**Data to use:**

_ _ _ _ _

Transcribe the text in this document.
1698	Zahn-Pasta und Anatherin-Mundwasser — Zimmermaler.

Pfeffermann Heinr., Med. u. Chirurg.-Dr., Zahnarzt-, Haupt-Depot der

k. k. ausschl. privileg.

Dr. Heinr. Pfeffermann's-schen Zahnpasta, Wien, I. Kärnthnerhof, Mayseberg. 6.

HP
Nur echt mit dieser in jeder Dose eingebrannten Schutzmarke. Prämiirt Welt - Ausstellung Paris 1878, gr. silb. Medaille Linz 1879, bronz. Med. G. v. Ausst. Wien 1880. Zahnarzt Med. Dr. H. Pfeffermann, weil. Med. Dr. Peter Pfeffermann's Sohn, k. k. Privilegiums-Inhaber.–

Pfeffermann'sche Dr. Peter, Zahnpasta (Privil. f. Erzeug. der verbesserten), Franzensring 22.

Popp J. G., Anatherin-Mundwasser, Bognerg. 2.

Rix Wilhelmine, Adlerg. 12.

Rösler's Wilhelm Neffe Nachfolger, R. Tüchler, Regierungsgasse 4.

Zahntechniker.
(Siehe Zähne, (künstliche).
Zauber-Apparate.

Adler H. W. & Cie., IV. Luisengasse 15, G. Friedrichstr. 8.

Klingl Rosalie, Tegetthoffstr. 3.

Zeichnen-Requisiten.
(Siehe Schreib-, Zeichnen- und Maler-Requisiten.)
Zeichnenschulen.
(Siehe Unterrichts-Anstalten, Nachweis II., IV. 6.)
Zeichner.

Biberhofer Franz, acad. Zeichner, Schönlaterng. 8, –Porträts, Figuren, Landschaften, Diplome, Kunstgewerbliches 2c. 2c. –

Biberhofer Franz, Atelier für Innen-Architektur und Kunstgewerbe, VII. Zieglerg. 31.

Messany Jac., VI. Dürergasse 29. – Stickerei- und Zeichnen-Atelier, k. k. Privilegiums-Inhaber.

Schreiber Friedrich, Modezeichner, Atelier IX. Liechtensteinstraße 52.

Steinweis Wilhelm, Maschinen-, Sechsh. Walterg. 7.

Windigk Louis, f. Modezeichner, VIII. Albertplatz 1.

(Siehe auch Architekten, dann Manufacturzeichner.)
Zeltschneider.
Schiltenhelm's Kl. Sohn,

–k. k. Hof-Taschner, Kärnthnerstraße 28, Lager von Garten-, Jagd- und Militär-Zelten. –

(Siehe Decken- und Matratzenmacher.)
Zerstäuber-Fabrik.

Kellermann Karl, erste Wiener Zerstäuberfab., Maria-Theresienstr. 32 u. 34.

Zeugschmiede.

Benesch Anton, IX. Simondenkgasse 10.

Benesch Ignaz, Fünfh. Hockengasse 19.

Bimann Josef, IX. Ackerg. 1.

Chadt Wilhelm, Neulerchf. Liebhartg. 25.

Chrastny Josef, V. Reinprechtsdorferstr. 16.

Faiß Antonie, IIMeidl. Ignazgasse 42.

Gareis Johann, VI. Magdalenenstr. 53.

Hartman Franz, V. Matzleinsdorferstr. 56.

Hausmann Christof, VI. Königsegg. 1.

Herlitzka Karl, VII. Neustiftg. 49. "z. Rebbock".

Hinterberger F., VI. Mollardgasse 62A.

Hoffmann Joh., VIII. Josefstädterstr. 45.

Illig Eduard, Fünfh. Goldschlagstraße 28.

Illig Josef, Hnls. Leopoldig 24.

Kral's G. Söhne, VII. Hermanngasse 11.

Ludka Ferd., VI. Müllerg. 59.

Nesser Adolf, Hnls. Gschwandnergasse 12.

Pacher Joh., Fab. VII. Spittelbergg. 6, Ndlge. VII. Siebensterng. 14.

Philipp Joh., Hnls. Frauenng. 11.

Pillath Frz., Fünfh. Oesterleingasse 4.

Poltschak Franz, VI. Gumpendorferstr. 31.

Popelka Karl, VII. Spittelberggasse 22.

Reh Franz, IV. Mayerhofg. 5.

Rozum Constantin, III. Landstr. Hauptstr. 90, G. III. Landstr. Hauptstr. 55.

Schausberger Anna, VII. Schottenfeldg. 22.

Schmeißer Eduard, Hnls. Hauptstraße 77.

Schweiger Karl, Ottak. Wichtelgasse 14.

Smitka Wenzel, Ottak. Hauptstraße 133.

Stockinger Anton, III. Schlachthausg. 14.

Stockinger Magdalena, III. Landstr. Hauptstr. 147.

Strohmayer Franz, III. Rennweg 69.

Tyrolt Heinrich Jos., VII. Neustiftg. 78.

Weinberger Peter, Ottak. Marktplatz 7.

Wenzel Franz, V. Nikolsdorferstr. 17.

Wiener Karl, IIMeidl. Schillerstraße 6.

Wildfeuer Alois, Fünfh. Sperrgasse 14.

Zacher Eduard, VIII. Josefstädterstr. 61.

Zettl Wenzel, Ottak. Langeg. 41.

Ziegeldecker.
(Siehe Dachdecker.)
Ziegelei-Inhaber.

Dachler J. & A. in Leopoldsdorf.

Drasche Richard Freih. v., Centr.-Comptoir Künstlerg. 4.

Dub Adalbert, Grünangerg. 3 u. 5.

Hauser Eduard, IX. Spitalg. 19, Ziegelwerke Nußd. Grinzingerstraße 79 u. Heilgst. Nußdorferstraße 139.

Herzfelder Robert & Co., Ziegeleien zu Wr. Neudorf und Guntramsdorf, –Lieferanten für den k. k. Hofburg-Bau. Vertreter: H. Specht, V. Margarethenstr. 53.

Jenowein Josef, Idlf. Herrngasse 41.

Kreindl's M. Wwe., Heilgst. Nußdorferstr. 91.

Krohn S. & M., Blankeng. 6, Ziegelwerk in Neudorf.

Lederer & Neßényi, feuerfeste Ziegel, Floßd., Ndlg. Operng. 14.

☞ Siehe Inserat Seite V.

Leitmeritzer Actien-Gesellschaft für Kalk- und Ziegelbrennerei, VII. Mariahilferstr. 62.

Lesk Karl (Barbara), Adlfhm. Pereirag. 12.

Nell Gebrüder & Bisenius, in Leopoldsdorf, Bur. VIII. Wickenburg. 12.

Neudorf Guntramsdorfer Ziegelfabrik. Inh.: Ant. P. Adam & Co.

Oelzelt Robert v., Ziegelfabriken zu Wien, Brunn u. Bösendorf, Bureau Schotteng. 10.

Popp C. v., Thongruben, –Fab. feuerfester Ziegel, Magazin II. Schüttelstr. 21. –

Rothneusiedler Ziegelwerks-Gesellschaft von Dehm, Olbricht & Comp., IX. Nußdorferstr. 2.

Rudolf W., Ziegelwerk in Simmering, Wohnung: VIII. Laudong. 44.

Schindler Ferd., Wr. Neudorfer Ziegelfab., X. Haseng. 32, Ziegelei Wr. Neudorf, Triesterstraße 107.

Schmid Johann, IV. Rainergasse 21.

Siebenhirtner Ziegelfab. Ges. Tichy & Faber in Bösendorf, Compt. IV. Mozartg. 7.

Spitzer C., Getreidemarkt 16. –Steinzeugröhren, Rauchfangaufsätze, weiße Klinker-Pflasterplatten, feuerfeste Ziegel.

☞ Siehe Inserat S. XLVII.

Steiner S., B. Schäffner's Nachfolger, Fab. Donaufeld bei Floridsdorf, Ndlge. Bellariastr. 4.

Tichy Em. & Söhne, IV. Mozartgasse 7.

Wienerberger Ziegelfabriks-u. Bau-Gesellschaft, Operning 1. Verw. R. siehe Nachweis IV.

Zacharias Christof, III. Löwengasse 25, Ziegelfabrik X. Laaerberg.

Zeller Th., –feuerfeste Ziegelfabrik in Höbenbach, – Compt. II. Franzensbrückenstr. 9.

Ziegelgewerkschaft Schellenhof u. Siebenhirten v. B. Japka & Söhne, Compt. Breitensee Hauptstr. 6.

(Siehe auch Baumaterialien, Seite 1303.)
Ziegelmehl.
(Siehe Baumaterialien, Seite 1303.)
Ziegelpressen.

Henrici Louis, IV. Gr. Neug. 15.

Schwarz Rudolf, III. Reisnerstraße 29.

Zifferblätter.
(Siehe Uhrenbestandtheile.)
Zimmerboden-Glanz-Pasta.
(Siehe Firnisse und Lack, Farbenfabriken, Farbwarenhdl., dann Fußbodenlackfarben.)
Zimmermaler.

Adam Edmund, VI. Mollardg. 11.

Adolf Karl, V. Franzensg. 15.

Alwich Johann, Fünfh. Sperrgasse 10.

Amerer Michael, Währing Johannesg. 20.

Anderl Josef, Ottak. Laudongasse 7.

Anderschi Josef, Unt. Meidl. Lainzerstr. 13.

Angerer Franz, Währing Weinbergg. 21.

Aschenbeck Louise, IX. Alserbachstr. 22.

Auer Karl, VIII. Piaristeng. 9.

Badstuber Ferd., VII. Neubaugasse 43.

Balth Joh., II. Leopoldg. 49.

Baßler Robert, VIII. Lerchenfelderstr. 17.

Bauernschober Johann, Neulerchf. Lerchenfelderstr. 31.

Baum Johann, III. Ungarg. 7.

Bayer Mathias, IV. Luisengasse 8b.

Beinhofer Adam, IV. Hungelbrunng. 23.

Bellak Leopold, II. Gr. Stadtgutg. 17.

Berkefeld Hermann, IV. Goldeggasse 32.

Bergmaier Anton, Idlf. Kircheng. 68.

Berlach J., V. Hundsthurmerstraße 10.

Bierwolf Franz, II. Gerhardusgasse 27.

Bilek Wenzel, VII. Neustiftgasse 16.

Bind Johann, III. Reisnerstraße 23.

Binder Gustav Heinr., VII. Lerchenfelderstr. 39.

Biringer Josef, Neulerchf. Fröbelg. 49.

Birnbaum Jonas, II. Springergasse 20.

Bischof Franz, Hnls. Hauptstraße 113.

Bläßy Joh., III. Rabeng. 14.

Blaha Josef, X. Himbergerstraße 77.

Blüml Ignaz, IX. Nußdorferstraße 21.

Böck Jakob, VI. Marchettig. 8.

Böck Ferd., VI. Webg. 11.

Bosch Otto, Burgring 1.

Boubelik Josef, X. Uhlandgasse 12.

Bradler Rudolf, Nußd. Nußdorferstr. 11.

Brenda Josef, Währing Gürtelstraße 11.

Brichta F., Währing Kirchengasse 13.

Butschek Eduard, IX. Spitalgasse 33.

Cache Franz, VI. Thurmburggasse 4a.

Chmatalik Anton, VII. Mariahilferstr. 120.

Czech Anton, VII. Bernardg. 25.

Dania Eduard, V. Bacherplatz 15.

_ _ _ _ _

**Exercise task:**
Find every line in the records above that contains the word "Ottak", and copy each one.

**Solved exercise:**
Schweiger Karl, Ottak. Wichtelgasse 14.
Smitka Wenzel, Ottak. Hauptstraße 133.
Weinberger Peter, Ottak. Marktplatz 7.
Zettl Wenzel, Ottak. Langeg. 41.
Anderl Josef, Ottak. Laudongasse 7.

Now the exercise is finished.